SHORT TASK ::
Rewrite the lines starting at "vaccine-marker [211,429,221,439]" and ending at "risk-cell: 37/21054 [176,552,207,561]" as a JSON list of strings, one string per line, with blank lines omitted.
▬▬▬
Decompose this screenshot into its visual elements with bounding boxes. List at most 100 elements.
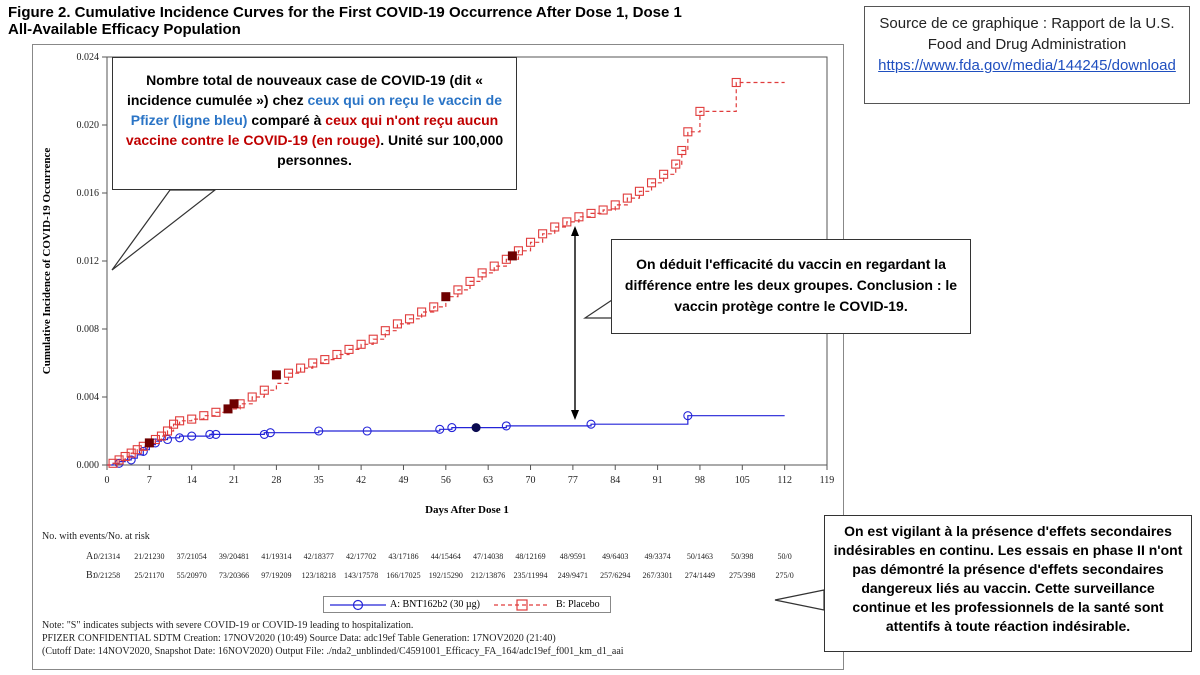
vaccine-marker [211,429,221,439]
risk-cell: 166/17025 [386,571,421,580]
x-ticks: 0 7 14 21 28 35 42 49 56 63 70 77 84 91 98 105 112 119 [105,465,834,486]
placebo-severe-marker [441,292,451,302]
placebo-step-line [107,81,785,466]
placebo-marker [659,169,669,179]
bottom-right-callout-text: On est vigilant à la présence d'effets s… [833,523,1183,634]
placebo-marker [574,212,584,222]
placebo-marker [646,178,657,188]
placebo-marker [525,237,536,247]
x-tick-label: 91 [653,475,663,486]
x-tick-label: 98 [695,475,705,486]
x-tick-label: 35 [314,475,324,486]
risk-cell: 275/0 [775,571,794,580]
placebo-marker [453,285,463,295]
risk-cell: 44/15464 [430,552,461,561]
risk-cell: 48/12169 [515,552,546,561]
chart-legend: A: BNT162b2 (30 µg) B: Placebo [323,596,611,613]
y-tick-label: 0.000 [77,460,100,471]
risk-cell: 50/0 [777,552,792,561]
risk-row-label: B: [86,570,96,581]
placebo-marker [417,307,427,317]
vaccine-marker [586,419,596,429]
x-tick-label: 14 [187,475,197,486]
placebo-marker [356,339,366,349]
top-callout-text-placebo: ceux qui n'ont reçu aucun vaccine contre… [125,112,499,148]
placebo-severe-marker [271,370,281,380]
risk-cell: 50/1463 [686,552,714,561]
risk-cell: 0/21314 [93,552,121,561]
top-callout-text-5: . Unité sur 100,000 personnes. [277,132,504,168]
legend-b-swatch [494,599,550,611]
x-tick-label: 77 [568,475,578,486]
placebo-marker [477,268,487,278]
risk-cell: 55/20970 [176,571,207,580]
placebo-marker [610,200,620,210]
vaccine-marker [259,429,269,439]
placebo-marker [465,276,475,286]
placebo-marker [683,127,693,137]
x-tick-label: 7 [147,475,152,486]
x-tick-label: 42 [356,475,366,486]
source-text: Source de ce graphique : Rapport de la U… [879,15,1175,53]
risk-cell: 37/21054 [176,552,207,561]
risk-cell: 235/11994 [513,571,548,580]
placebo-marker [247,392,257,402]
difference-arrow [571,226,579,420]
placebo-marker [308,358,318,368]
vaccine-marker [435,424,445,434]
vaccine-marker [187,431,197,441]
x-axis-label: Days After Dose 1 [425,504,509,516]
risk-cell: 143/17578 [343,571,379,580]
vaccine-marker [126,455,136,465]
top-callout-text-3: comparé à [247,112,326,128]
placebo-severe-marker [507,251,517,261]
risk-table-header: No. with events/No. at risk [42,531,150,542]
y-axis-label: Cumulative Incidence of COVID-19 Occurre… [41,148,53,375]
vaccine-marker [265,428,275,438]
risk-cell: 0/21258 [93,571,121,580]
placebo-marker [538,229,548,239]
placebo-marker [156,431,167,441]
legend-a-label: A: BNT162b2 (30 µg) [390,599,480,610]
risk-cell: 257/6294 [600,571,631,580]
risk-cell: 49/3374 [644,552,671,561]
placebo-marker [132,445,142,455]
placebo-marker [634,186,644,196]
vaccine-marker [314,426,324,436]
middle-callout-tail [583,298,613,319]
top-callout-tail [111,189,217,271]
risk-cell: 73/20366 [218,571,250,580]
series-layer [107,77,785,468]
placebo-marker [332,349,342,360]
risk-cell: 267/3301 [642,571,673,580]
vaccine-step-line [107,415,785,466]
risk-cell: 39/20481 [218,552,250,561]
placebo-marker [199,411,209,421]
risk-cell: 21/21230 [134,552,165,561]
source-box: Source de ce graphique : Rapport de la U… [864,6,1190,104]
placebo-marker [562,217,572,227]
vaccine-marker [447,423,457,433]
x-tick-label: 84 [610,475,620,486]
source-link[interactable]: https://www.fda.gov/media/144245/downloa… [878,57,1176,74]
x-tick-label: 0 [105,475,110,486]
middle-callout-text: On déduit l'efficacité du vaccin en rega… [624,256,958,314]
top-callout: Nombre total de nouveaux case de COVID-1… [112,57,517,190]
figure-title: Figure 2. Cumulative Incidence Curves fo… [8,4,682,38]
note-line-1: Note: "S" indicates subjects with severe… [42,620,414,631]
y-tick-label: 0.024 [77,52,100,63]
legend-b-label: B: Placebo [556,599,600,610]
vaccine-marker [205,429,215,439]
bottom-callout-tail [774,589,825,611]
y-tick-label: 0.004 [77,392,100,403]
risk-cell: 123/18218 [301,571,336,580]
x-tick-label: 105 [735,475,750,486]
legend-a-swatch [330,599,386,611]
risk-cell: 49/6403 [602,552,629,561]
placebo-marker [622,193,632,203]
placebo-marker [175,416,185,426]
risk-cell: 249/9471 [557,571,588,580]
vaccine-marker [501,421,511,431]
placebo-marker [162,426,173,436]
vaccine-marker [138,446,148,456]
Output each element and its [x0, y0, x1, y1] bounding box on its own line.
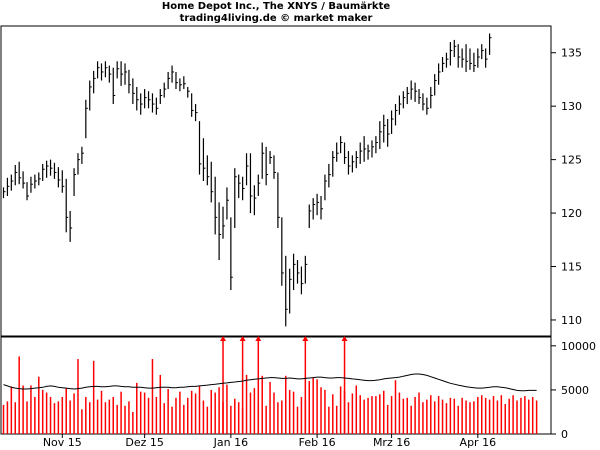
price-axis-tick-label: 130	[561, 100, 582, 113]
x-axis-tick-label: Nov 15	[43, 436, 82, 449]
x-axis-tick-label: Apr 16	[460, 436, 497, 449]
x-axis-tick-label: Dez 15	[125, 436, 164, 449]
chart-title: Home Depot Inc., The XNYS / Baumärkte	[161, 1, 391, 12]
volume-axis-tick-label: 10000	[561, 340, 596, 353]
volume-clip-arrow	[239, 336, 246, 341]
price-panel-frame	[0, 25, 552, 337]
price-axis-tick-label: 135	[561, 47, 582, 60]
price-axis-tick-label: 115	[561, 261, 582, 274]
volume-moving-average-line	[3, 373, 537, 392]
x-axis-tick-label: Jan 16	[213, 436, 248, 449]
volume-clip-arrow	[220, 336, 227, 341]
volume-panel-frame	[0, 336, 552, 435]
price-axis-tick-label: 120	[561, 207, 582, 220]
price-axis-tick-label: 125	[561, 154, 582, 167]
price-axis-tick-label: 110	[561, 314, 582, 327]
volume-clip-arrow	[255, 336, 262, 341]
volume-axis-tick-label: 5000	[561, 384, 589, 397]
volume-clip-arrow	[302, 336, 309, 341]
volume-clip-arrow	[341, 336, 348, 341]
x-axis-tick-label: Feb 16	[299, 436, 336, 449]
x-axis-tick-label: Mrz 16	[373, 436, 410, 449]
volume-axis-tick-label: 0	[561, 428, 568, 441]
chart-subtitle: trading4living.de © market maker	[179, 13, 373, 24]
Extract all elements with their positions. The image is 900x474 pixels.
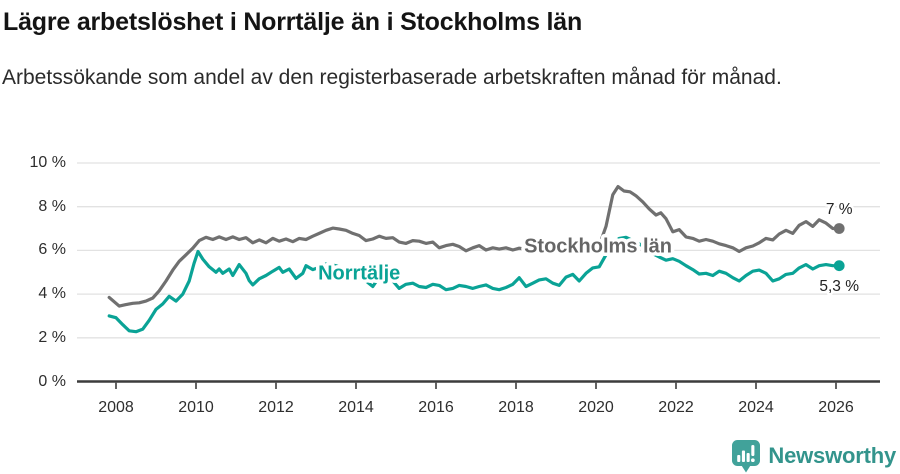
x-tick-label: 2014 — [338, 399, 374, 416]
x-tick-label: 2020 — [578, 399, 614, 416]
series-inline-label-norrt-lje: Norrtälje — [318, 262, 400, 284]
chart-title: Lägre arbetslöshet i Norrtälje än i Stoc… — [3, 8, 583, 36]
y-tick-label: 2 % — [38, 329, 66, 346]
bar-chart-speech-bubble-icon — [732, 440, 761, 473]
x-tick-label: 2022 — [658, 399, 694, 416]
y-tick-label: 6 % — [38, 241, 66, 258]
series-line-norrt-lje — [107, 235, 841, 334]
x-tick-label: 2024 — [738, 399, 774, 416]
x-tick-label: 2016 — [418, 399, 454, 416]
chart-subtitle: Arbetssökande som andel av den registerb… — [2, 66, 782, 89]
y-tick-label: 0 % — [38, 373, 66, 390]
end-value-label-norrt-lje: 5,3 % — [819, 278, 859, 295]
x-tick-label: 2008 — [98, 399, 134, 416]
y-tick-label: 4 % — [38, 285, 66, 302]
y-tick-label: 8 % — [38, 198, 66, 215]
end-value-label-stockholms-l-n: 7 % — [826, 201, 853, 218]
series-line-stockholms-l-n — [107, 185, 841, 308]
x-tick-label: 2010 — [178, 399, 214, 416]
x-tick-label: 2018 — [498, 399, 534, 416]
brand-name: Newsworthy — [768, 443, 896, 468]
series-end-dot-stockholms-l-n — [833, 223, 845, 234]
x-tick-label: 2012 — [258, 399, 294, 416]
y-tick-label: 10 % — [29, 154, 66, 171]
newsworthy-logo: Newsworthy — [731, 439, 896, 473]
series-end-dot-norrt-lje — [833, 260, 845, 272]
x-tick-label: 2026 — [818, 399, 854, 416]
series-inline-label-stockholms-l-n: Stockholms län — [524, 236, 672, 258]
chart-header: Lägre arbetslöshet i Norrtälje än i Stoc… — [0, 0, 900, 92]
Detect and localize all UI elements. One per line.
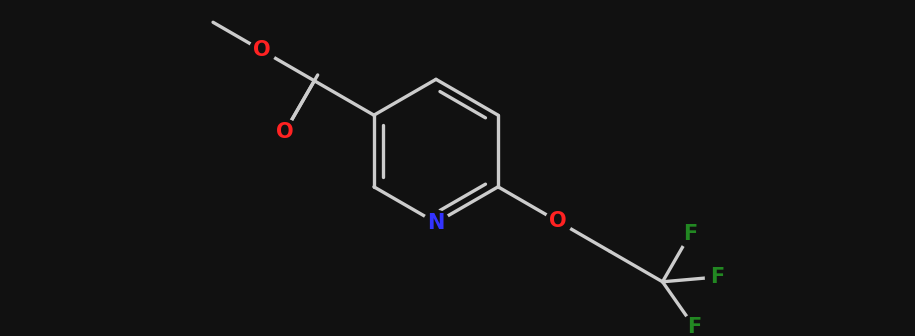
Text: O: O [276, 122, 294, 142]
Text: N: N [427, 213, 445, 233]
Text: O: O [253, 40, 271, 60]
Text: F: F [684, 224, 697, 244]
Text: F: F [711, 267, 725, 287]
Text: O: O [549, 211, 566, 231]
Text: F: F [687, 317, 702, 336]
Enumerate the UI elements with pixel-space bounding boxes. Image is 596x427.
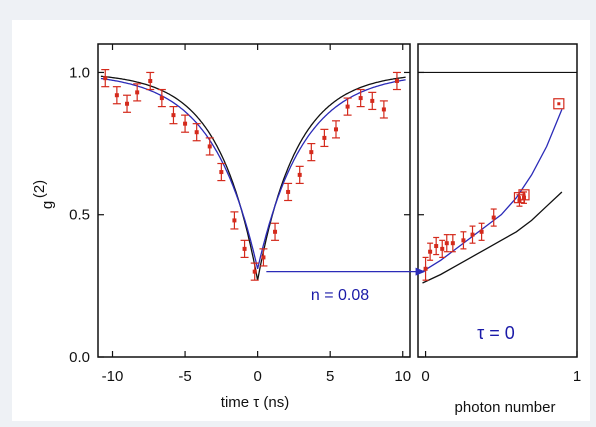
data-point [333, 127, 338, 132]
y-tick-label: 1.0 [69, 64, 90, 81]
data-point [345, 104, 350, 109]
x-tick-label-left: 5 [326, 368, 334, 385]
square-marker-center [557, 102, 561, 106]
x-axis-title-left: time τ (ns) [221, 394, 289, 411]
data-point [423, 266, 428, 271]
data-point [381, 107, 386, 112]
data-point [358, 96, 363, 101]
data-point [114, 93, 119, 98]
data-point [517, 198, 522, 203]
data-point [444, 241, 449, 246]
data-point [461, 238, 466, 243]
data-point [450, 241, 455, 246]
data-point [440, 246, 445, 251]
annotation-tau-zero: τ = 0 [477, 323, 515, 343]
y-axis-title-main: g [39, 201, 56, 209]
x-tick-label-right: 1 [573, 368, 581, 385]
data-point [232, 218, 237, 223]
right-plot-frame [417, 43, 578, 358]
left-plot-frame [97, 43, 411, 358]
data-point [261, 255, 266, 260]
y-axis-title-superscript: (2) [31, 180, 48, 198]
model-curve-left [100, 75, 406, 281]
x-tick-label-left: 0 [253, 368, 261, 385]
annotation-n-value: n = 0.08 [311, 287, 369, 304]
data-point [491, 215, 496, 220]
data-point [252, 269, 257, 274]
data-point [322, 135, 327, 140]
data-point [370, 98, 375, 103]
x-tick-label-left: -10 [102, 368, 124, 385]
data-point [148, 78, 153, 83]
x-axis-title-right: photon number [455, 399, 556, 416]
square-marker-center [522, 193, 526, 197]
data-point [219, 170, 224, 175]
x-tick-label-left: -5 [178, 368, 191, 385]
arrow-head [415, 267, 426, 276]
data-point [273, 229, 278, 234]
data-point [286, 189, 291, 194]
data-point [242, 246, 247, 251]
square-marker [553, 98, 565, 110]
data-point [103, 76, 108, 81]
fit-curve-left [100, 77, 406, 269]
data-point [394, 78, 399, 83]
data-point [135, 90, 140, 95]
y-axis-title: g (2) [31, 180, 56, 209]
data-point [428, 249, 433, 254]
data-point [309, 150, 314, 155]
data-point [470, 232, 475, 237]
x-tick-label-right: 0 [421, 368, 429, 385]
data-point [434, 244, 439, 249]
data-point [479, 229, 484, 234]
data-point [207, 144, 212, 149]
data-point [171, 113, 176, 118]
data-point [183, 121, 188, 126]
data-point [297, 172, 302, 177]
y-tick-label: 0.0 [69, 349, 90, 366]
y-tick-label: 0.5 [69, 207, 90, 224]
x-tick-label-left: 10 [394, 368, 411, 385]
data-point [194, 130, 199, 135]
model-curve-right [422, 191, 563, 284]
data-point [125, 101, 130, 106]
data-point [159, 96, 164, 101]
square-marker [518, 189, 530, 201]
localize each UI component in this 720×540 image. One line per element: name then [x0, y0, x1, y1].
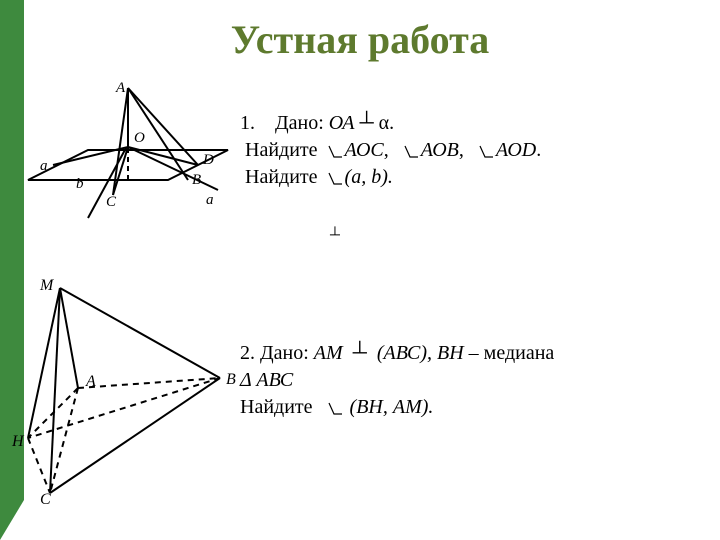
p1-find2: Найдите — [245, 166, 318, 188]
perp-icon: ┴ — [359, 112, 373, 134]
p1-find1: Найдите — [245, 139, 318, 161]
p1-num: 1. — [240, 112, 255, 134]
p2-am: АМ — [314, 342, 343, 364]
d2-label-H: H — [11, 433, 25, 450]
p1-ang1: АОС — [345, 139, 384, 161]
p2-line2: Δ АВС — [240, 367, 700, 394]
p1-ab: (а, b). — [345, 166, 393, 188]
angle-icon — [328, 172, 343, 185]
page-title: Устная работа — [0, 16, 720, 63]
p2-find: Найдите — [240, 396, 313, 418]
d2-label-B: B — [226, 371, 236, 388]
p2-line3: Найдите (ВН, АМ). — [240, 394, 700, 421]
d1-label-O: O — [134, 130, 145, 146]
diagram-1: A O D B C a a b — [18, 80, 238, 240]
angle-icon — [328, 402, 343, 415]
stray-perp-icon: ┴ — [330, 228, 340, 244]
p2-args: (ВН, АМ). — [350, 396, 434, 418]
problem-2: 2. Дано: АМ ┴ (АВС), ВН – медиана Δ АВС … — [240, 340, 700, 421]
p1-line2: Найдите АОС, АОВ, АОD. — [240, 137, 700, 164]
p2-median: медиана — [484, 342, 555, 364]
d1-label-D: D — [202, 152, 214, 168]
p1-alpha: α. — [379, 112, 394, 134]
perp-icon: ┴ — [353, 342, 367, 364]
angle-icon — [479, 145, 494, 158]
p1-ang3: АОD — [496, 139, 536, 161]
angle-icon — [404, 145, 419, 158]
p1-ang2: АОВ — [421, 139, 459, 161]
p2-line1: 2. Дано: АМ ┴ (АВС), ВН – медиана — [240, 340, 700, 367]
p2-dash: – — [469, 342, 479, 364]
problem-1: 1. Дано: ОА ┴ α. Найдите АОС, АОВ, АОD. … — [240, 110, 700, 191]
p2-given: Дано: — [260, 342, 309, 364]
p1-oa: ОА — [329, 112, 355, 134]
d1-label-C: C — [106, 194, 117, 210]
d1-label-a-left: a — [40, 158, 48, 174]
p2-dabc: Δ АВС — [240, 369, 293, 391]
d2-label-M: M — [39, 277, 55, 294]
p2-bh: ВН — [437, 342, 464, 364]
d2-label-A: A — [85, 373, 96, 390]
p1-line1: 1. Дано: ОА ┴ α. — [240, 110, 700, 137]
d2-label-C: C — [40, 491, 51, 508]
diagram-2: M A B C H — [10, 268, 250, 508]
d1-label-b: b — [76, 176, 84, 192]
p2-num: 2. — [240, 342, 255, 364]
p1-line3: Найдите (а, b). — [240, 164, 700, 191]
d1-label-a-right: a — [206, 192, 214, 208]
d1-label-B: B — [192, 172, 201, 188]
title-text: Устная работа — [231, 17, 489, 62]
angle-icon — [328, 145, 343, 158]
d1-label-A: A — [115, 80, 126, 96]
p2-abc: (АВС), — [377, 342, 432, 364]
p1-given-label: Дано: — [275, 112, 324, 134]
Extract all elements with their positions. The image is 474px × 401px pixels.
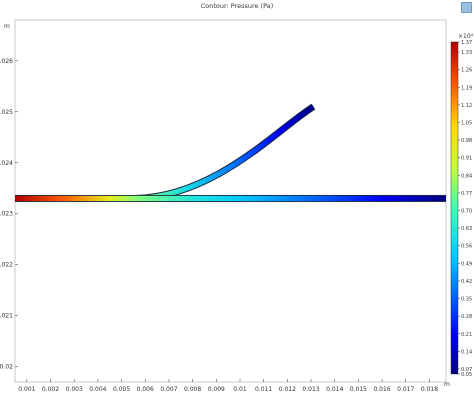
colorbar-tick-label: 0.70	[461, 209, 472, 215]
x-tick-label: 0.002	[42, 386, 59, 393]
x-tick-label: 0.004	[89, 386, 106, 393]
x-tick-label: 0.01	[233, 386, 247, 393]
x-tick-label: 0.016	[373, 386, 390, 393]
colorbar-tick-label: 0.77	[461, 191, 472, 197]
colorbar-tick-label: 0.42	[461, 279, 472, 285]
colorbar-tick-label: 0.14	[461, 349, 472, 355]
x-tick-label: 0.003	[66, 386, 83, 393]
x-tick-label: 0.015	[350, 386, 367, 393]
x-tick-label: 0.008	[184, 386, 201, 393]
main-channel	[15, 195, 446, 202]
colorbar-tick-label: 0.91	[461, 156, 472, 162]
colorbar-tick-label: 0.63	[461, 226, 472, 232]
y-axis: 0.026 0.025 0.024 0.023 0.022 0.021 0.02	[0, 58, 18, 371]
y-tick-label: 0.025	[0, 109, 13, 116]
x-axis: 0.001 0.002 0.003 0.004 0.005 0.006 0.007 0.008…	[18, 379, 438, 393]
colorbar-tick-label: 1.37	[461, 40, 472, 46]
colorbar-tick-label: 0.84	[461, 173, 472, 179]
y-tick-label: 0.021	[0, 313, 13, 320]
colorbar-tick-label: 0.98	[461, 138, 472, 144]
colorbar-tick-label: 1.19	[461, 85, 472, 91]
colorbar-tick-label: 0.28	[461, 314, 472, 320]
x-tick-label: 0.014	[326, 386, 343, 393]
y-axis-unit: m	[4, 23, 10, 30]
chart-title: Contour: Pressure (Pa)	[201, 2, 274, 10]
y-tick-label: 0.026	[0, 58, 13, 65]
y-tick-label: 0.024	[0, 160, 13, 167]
▬▬▬
WRITTEN ANSWER ::
[
  "vaccine-marker [211,429,221,439]",
  "risk-cell: 166/17025 [386,571,421,580]",
  "x-ticks: 0 7 14 21 28 35 42 49 56 63 70 77 84 91 98 105 112 119 [105,465,834,486]",
  "placebo-severe-marker [441,292,451,302]",
  "placebo-step-line [107,81,785,466]",
  "placebo-marker [659,169,669,179]",
  "bottom-right-callout-text: On est vigilant à la présence d'effets s… [833,523,1183,634]",
  "placebo-marker [574,212,584,222]",
  "placebo-marker [646,178,657,188]",
  "placebo-marker [525,237,536,247]",
  "x-tick-label: 91 [653,475,663,486]",
  "x-tick-label: 98 [695,475,705,486]",
  "x-tick-label: 35 [314,475,324,486]",
  "risk-cell: 275/0 [775,571,794,580]",
  "placebo-marker [453,285,463,295]",
  "risk-cell: 44/15464 [430,552,461,561]",
  "risk-cell: 48/12169 [515,552,546,561]",
  "chart-legend: A: BNT162b2 (30 µg) B: Placebo [323,596,611,613]",
  "y-tick-label: 0.000 [77,460,100,471]",
  "risk-cell: 50/0 [777,552,792,561]",
  "risk-row-label: B: [86,570,96,581]",
  "placebo-marker [417,307,427,317]",
  "vaccine-marker [586,419,596,429]",
  "x-tick-label: 14 [187,475,197,486]",
  "placebo-marker [356,339,366,349]",
  "top-callout-text-placebo: ceux qui n'ont reçu aucun vaccine contre… [125,112,499,148]",
  "placebo-severe-marker [271,370,281,380]",
  "risk-cell: 50/1463 [686,552,714,561]",
  "risk-cell: 0/21314 [93,552,121,561]",
  "top-callout-text-5: . Unité sur 100,000 personnes. [277,132,504,168]",
  "legend-b-swatch [494,599,550,611]",
  "x-tick-label: 77 [568,475,578,486]",
  "placebo-marker [477,268,487,278]",
  "risk-cell: 55/20970 [176,571,207,580]",
  "placebo-marker [610,200,620,210]",
  "vaccine-marker [259,429,269,439]",
  "placebo-marker [465,276,475,286]",
  "placebo-marker [683,127,693,137]",
  "x-tick-label: 7 [147,475,152,486]",
  "x-tick-label: 42 [356,475,366,486]",
  "source-text: Source de ce graphique : Rapport de la U… [879,15,1175,53]",
  "risk-cell: 37/21054 [176,552,207,561]"
]